Only the number is needed: how many lines of the records include "HLLC"?

##### Supplied material

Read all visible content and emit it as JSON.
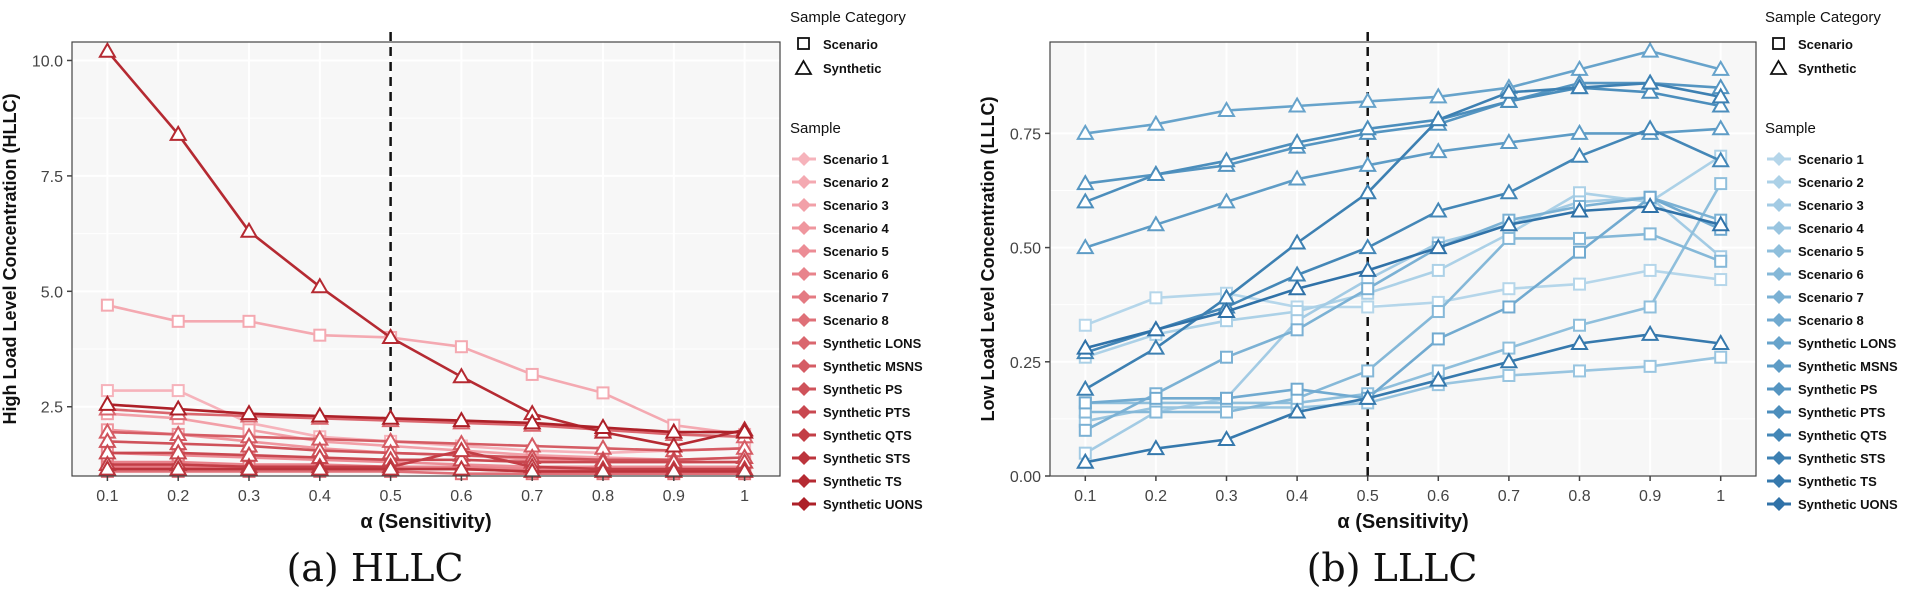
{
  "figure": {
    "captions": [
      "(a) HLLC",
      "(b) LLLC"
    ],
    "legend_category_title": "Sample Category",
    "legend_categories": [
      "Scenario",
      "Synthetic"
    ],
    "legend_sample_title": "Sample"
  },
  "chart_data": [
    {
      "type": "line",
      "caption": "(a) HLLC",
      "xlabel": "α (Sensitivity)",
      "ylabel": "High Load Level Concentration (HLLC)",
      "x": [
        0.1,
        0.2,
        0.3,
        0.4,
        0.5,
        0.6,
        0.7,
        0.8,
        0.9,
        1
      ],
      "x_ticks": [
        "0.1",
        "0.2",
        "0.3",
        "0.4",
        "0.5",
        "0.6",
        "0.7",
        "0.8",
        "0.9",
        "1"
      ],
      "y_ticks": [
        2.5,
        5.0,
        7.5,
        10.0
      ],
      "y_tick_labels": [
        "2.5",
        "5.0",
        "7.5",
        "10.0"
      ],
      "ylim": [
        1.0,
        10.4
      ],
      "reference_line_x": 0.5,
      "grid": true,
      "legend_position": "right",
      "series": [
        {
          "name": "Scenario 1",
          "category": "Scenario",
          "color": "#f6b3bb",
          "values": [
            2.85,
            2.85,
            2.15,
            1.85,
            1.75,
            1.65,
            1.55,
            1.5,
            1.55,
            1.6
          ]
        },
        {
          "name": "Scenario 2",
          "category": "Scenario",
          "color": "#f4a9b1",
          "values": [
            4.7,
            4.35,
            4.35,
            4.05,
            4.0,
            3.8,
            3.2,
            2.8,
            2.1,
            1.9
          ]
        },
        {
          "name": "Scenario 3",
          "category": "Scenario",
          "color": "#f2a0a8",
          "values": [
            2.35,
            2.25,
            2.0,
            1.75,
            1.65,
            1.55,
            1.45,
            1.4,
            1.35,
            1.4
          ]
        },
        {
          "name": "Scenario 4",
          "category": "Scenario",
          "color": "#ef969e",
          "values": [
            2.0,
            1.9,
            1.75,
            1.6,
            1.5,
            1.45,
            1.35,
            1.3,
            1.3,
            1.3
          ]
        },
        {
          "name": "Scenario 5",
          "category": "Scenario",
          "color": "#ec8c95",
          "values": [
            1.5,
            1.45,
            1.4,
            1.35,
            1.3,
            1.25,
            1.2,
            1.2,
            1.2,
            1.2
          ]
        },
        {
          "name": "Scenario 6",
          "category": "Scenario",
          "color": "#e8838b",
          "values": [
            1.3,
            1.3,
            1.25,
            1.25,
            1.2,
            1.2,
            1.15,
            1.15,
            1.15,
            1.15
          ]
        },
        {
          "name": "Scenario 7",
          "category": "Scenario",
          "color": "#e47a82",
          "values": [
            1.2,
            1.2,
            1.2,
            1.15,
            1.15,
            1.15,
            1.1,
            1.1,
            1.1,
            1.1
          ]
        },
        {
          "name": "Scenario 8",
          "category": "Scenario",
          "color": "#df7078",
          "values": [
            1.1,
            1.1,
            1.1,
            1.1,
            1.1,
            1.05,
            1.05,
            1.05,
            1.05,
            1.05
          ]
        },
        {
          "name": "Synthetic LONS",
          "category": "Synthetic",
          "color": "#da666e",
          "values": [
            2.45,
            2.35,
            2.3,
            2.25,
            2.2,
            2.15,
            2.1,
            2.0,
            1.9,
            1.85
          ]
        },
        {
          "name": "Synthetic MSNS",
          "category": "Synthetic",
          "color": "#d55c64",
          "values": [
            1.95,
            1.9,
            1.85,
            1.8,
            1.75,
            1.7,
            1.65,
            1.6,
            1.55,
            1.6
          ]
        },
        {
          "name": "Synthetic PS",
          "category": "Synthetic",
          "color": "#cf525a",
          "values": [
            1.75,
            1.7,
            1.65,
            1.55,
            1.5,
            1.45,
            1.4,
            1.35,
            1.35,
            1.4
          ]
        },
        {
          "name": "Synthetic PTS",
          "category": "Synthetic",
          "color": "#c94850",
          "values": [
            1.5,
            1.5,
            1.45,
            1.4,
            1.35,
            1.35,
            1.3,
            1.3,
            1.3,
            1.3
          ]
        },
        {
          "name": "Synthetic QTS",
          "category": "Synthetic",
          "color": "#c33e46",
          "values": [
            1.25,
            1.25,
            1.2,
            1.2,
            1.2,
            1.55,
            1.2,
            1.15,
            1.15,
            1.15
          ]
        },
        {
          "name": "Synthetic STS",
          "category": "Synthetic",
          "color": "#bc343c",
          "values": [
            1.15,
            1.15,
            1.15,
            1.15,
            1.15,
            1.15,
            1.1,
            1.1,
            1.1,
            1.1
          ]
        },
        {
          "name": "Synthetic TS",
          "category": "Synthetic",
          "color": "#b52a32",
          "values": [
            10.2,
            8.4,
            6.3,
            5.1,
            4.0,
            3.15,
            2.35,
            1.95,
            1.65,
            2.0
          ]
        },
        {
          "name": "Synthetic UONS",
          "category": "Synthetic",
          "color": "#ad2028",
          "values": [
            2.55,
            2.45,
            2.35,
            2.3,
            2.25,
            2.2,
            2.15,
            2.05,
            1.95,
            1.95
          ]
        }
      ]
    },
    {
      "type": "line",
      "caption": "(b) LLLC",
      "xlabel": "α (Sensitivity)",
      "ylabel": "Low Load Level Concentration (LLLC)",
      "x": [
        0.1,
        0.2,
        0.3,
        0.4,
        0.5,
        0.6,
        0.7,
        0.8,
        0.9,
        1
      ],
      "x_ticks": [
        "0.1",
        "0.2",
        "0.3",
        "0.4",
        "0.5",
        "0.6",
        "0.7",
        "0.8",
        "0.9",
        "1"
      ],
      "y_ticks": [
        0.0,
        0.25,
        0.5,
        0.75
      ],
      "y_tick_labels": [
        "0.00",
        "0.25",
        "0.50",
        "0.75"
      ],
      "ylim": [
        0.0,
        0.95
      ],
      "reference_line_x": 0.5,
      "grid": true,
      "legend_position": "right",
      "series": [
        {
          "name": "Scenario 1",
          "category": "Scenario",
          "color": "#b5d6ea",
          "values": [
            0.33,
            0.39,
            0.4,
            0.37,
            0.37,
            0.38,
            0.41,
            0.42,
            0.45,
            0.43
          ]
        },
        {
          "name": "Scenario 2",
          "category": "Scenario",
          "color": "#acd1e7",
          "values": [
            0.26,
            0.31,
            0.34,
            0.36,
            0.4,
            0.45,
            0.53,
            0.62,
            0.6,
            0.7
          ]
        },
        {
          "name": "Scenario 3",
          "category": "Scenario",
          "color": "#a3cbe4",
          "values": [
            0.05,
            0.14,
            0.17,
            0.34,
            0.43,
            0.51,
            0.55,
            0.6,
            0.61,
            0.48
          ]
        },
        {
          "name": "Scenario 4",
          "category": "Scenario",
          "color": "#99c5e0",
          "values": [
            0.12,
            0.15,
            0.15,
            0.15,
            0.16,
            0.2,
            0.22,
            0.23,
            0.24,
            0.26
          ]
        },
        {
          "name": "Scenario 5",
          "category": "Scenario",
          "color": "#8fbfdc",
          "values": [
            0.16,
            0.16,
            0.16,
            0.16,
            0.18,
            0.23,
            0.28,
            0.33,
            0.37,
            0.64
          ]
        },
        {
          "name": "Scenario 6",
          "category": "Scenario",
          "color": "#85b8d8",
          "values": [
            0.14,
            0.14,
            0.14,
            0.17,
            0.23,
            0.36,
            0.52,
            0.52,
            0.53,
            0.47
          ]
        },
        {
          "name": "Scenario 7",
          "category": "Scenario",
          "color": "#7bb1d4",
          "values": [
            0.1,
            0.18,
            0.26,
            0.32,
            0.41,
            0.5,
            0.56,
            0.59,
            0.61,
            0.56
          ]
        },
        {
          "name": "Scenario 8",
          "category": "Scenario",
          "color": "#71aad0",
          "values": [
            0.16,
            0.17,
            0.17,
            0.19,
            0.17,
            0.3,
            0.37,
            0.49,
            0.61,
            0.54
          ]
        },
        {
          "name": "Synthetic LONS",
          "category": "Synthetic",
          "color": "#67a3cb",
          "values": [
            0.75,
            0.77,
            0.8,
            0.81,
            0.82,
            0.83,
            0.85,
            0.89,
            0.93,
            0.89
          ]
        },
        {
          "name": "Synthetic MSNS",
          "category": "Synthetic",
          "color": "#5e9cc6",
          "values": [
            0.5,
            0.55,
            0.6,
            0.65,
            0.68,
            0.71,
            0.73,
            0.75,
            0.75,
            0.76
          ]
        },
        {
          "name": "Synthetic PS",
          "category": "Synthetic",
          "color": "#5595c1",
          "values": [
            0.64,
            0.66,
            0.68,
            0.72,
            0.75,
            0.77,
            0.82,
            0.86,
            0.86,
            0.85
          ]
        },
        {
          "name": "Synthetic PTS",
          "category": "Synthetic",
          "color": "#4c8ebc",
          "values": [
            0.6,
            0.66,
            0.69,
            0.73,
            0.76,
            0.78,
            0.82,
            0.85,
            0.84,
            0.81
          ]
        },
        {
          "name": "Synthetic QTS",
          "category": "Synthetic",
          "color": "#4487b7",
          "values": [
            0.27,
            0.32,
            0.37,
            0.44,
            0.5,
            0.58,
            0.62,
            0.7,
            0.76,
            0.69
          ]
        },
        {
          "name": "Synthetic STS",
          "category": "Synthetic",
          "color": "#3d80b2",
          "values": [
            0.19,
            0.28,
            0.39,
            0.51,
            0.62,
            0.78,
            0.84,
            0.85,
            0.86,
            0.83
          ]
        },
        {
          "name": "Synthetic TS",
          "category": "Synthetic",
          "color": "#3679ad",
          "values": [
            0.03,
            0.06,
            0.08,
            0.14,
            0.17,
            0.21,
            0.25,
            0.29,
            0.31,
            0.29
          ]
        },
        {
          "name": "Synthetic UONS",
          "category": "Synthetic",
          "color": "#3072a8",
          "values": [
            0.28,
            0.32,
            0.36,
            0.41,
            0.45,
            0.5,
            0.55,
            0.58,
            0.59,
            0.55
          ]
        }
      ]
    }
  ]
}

##########

- [Exercise result]: 3